### DATASET:
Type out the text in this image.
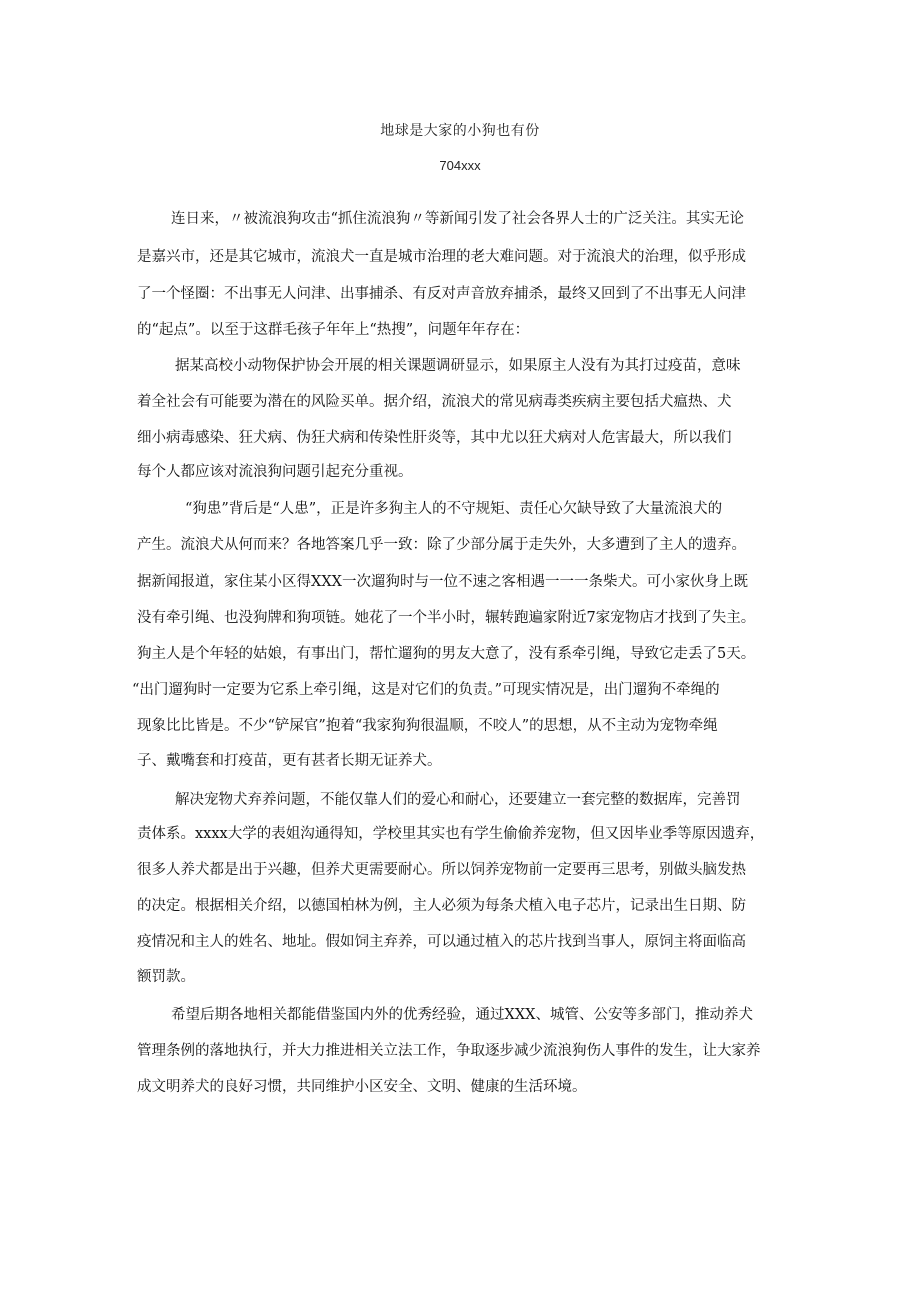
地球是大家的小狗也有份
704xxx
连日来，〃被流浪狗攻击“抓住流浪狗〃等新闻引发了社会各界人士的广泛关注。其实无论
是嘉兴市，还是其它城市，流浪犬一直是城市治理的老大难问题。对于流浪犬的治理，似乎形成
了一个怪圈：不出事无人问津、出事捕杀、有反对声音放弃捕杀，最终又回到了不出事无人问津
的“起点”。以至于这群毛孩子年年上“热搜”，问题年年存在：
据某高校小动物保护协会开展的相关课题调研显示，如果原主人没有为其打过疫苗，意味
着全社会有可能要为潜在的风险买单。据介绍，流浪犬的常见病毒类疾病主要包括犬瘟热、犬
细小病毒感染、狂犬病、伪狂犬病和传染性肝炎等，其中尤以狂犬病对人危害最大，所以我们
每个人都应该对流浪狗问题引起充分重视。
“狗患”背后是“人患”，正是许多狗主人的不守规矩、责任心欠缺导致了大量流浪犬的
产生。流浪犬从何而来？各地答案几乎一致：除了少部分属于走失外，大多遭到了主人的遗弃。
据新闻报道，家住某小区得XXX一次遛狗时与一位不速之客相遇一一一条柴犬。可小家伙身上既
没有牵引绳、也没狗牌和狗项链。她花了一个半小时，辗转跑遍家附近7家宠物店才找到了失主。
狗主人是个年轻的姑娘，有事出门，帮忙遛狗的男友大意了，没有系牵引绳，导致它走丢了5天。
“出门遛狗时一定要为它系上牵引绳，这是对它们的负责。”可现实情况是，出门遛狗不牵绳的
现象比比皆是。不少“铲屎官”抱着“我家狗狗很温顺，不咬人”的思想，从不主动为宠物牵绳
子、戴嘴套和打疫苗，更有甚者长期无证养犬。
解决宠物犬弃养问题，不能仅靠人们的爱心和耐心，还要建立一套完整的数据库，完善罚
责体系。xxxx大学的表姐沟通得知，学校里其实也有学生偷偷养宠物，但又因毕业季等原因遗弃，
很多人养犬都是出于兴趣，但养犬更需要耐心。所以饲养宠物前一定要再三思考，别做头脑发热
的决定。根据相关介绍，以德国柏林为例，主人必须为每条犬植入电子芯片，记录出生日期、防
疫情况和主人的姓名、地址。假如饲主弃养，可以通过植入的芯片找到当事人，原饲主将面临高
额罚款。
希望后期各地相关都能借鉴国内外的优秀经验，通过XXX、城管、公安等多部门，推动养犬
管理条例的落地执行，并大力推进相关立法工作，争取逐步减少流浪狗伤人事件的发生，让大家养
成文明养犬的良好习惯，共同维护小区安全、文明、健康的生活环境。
* * *
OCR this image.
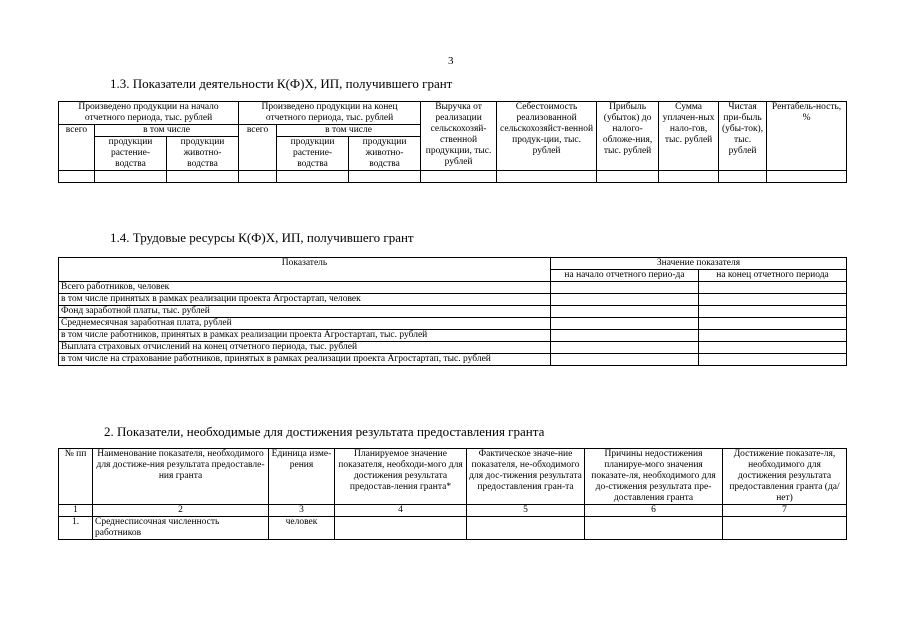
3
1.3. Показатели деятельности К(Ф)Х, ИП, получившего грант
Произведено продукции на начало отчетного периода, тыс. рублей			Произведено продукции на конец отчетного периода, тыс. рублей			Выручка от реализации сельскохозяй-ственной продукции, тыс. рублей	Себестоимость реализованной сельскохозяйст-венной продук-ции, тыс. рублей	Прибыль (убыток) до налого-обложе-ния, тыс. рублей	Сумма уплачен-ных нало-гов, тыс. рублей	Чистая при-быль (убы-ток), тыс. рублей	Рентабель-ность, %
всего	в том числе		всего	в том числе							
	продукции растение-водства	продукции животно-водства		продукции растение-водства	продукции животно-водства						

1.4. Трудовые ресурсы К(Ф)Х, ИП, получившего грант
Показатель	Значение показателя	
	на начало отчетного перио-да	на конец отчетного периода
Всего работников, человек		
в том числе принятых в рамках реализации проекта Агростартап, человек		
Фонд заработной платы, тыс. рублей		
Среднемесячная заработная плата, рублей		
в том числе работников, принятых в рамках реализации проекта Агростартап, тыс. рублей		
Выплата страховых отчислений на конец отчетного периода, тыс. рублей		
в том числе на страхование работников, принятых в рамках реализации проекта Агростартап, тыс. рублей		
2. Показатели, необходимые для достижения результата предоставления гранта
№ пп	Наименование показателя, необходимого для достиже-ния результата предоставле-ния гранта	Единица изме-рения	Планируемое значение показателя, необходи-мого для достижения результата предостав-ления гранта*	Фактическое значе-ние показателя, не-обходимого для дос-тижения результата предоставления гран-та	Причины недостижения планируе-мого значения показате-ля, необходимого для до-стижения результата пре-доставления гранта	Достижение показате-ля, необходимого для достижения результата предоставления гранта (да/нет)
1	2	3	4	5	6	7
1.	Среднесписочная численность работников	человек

### WRITTEN INSTRUCTION:
Which lines above contain "принятых"? Show each of them.

### THE REPLY:
в том числе принятых в рамках реализации проекта Агростартап, человек		
в том числе работников, принятых в рамках реализации проекта Агростартап, тыс. рублей		
в том числе на страхование работников, принятых в рамках реализации проекта Агростартап, тыс. рублей		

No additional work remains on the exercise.